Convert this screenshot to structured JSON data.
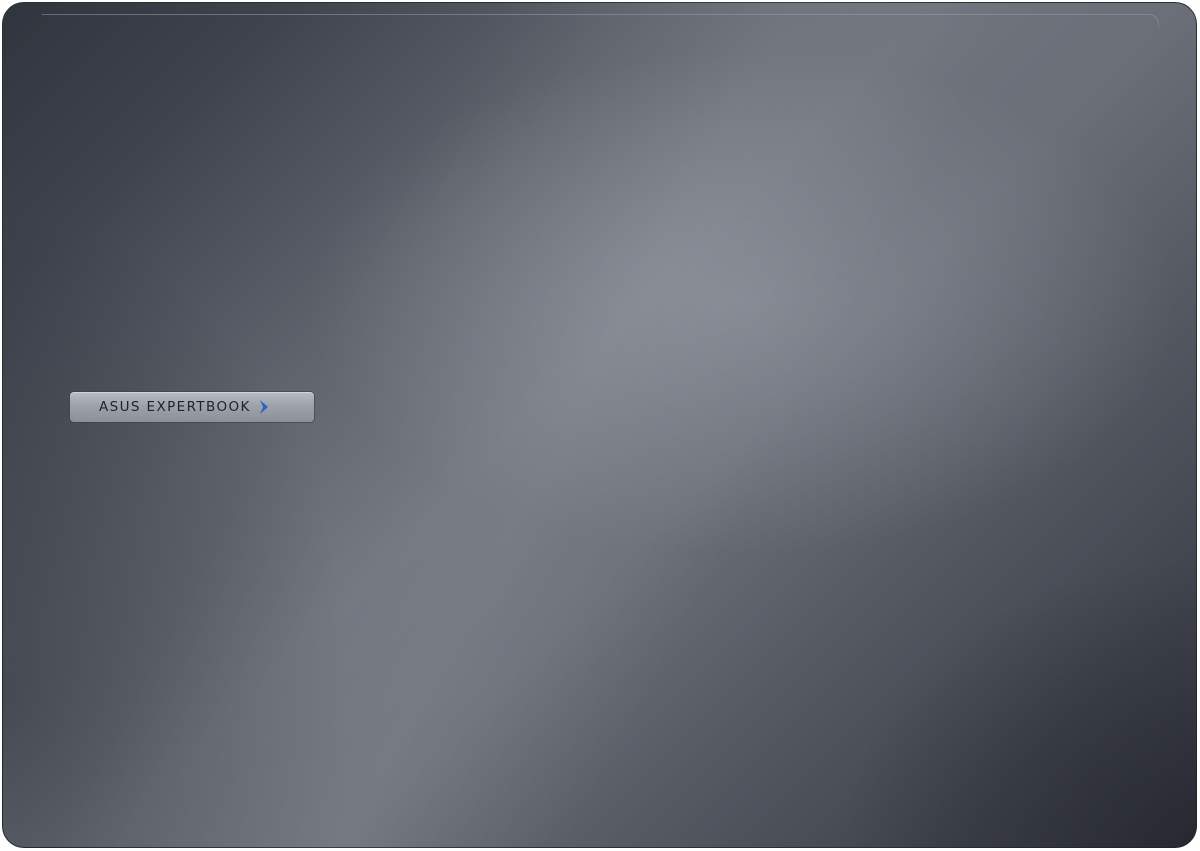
{
  "brand": {
    "badge_text": "ASUS EXPERTBOOK",
    "chevron_icon": "chevron-right-icon",
    "chevron_color": "#2f63c9"
  },
  "colors": {
    "lid_dark": "#30343d",
    "lid_light": "#6f737c",
    "badge_silver": "#a5a9b0"
  }
}
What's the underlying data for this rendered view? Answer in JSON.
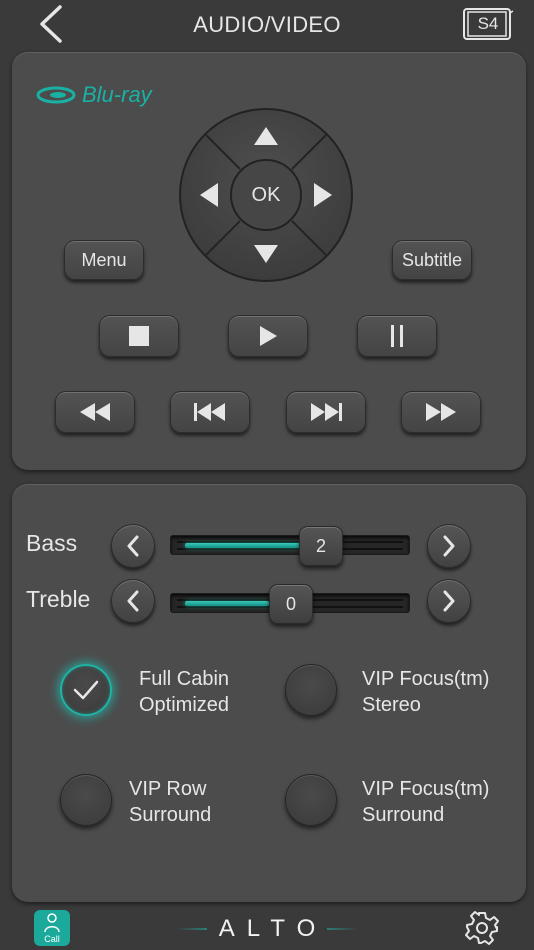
{
  "header": {
    "title": "AUDIO/VIDEO",
    "back_icon": "chevron-left-icon",
    "room_label": "S4"
  },
  "bluray": {
    "brand": "Blu-ray"
  },
  "dpad": {
    "ok_label": "OK"
  },
  "buttons": {
    "menu": "Menu",
    "subtitle": "Subtitle"
  },
  "transport": {
    "stop_icon": "stop-icon",
    "play_icon": "play-icon",
    "pause_icon": "pause-icon",
    "rewind_icon": "rewind-icon",
    "previous_icon": "skip-previous-icon",
    "next_icon": "skip-next-icon",
    "fast_forward_icon": "fast-forward-icon"
  },
  "audio": {
    "bass": {
      "label": "Bass",
      "value": "2"
    },
    "treble": {
      "label": "Treble",
      "value": "0"
    }
  },
  "modes": [
    {
      "label_line1": "Full Cabin",
      "label_line2": "Optimized",
      "selected": true
    },
    {
      "label_line1": "VIP Focus(tm)",
      "label_line2": "Stereo",
      "selected": false
    },
    {
      "label_line1": "VIP Row",
      "label_line2": "Surround",
      "selected": false
    },
    {
      "label_line1": "VIP Focus(tm)",
      "label_line2": "Surround",
      "selected": false
    }
  ],
  "footer": {
    "call_label": "Call",
    "brand": "ALTO"
  },
  "colors": {
    "accent": "#1fb3a5",
    "panel": "#4c4c4c",
    "background": "#3a3a3a"
  }
}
########################################
## INSTRUCTION
Transcribe all of the material exactly, leaving out whatever pictures it contains.

## SOLUTION FOR THIS PROBLEM
Convert this screenshot to structured JSON data.
{
  "brand": {
    "badge_text": "ASUS EXPERTBOOK",
    "chevron_icon": "chevron-right-icon",
    "chevron_color": "#2f63c9"
  },
  "colors": {
    "lid_dark": "#30343d",
    "lid_light": "#6f737c",
    "badge_silver": "#a5a9b0"
  }
}
What's the underlying data for this rendered view? Answer in JSON.
{
  "header": {
    "title": "AUDIO/VIDEO",
    "back_icon": "chevron-left-icon",
    "room_label": "S4"
  },
  "bluray": {
    "brand": "Blu-ray"
  },
  "dpad": {
    "ok_label": "OK"
  },
  "buttons": {
    "menu": "Menu",
    "subtitle": "Subtitle"
  },
  "transport": {
    "stop_icon": "stop-icon",
    "play_icon": "play-icon",
    "pause_icon": "pause-icon",
    "rewind_icon": "rewind-icon",
    "previous_icon": "skip-previous-icon",
    "next_icon": "skip-next-icon",
    "fast_forward_icon": "fast-forward-icon"
  },
  "audio": {
    "bass": {
      "label": "Bass",
      "value": "2"
    },
    "treble": {
      "label": "Treble",
      "value": "0"
    }
  },
  "modes": [
    {
      "label_line1": "Full Cabin",
      "label_line2": "Optimized",
      "selected": true
    },
    {
      "label_line1": "VIP Focus(tm)",
      "label_line2": "Stereo",
      "selected": false
    },
    {
      "label_line1": "VIP Row",
      "label_line2": "Surround",
      "selected": false
    },
    {
      "label_line1": "VIP Focus(tm)",
      "label_line2": "Surround",
      "selected": false
    }
  ],
  "footer": {
    "call_label": "Call",
    "brand": "ALTO"
  },
  "colors": {
    "accent": "#1fb3a5",
    "panel": "#4c4c4c",
    "background": "#3a3a3a"
  }
}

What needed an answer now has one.